(Entries taken from a collection)
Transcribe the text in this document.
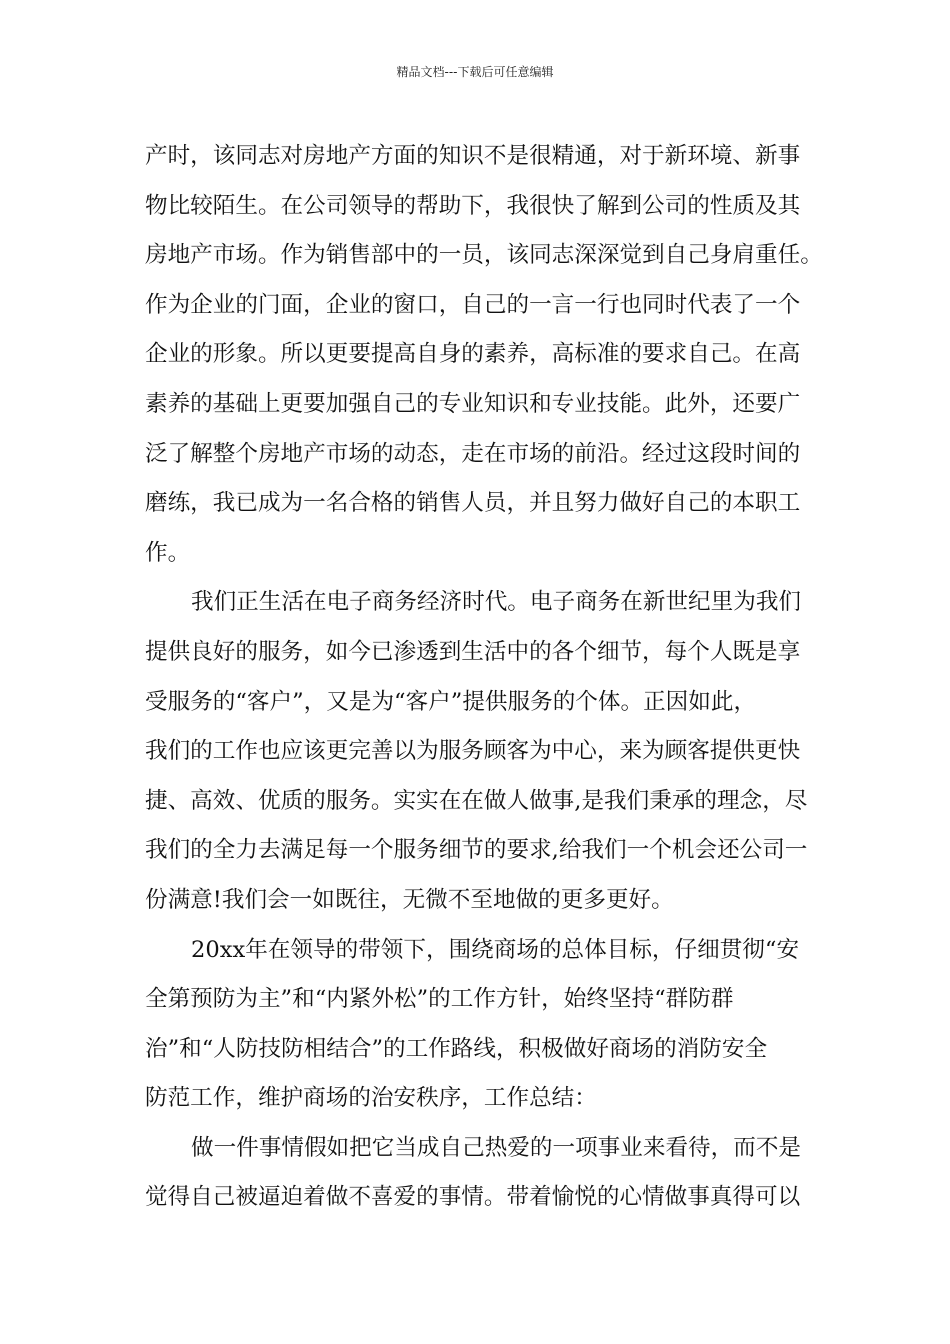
精品文档---下载后可任意编辑

产时，该同志对房地产方面的知识不是很精通，对于新环境、新事
物比较陌生。在公司领导的帮助下，我很快了解到公司的性质及其
房地产市场。作为销售部中的一员，该同志深深觉到自己身肩重任。
作为企业的门面，企业的窗口，自己的一言一行也同时代表了一个
企业的形象。所以更要提高自身的素养，高标准的要求自己。在高
素养的基础上更要加强自己的专业知识和专业技能。此外，还要广
泛了解整个房地产市场的动态，走在市场的前沿。经过这段时间的
磨练，我已成为一名合格的销售人员，并且努力做好自己的本职工
作。
我们正生活在电子商务经济时代。电子商务在新世纪里为我们
提供良好的服务，如今已渗透到生活中的各个细节，每个人既是享
受服务的“客户”，又是为“客户”提供服务的个体。正因如此，
我们的工作也应该更完善以为服务顾客为中心，来为顾客提供更快
捷、高效、优质的服务。实实在在做人做事,是我们秉承的理念，尽
我们的全力去满足每一个服务细节的要求,给我们一个机会还公司一
份满意!我们会一如既往，无微不至地做的更多更好。
20xx年在领导的带领下，围绕商场的总体目标，仔细贯彻“安
全第预防为主”和“内紧外松”的工作方针，始终坚持“群防群
治”和“人防技防相结合”的工作路线，积极做好商场的消防安全
防范工作，维护商场的治安秩序，工作总结：
做一件事情假如把它当成自己热爱的一项事业来看待，而不是
觉得自己被逼迫着做不喜爱的事情。带着愉悦的心情做事真得可以
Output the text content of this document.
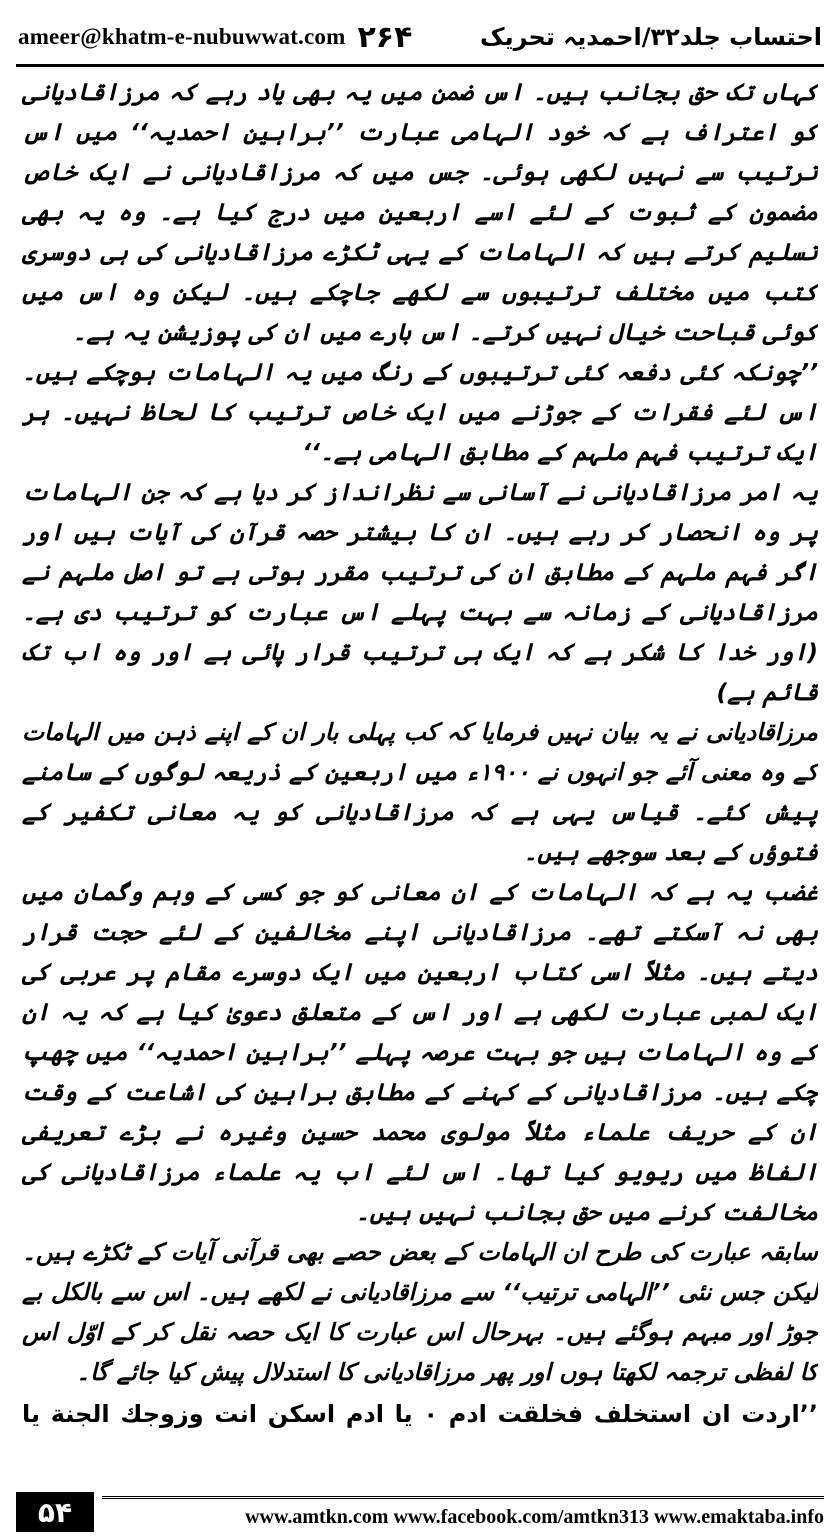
ameer@khatm-e-nubuwwat.com ۲۶۴	احتساب جلد۳۲/احمدیہ تحریک

کہاں تک حق بجانب ہیں۔ اس ضمن میں یہ بھی یاد رہے کہ مرزاقادیانی کو اعتراف ہے کہ خود الہامی عبارت ’’براہین احمدیہ‘‘ میں اس ترتیب سے نہیں لکھی ہوئی۔ جس میں کہ مرزاقادیانی نے ایک خاص مضمون کے ثبوت کے لئے اسے اربعین میں درج کیا ہے۔ وہ یہ بھی تسلیم کرتے ہیں کہ الہامات کے یہی ٹکڑے مرزاقادیانی کی ہی دوسری کتب میں مختلف ترتیبوں سے لکھے جاچکے ہیں۔ لیکن وہ اس میں کوئی قباحت خیال نہیں کرتے۔ اس بارے میں ان کی پوزیشن یہ ہے۔

’’چونکہ کئی دفعہ کئی ترتیبوں کے رنگ میں یہ الہامات ہوچکے ہیں۔ اس لئے فقرات کے جوڑنے میں ایک خاص ترتیب کا لحاظ نہیں۔ ہر ایک ترتیب فہم ملہم کے مطابق الہامی ہے۔‘‘

یہ امر مرزاقادیانی نے آسانی سے نظرانداز کر دیا ہے کہ جن الہامات پر وہ انحصار کر رہے ہیں۔ ان کا بیشتر حصہ قرآن کی آیات ہیں اور اگر فہم ملہم کے مطابق ان کی ترتیب مقرر ہوتی ہے تو اصل ملہم نے مرزاقادیانی کے زمانہ سے بہت پہلے اس عبارت کو ترتیب دی ہے۔ (اور خدا کا شکر ہے کہ ایک ہی ترتیب قرار پائی ہے اور وہ اب تک قائم ہے)

مرزاقادیانی نے یہ بیان نہیں فرمایا کہ کب پہلی بار ان کے اپنے ذہن میں الہامات کے وہ معنی آئے جو انہوں نے ۱۹۰۰ء میں اربعین کے ذریعہ لوگوں کے سامنے پیش کئے۔ قیاس یہی ہے کہ مرزاقادیانی کو یہ معانی تکفیر کے فتوؤں کے بعد سوجھے ہیں۔

غضب یہ ہے کہ الہامات کے ان معانی کو جو کسی کے وہم وگمان میں بھی نہ آسکتے تھے۔ مرزاقادیانی اپنے مخالفین کے لئے حجت قرار دیتے ہیں۔ مثلاً اسی کتاب اربعین میں ایک دوسرے مقام پر عربی کی ایک لمبی عبارت لکھی ہے اور اس کے متعلق دعویٰ کیا ہے کہ یہ ان کے وہ الہامات ہیں جو بہت عرصہ پہلے ’’براہین احمدیہ‘‘ میں چھپ چکے ہیں۔ مرزاقادیانی کے کہنے کے مطابق براہین کی اشاعت کے وقت ان کے حریف علماء مثلاً مولوی محمد حسین وغیرہ نے بڑے تعریفی الفاظ میں ریویو کیا تھا۔ اس لئے اب یہ علماء مرزاقادیانی کی مخالفت کرنے میں حق بجانب نہیں ہیں۔

سابقہ عبارت کی طرح ان الہامات کے بعض حصے بھی قرآنی آیات کے ٹکڑے ہیں۔ لیکن جس نئی ’’الہامی ترتیب‘‘ سے مرزاقادیانی نے لکھے ہیں۔ اس سے بالکل بے جوڑ اور مبہم ہوگئے ہیں۔ بہرحال اس عبارت کا ایک حصہ نقل کر کے اوّل اس کا لفظی ترجمہ لکھتا ہوں اور پھر مرزاقادیانی کا استدلال پیش کیا جائے گا۔

’’اردت ان استخلف فخلقت ادم ٠ یا ادم اسكن انت وزوجك الجنة یا

۵۴	www.amtkn.com www.facebook.com/amtkn313 www.emaktaba.info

▶ **Short exercise**
Show, from the material above, each line that includes the string "text".

▶ **Response to this exercise**
Transcribe the text in this document.
Output the text content of this document.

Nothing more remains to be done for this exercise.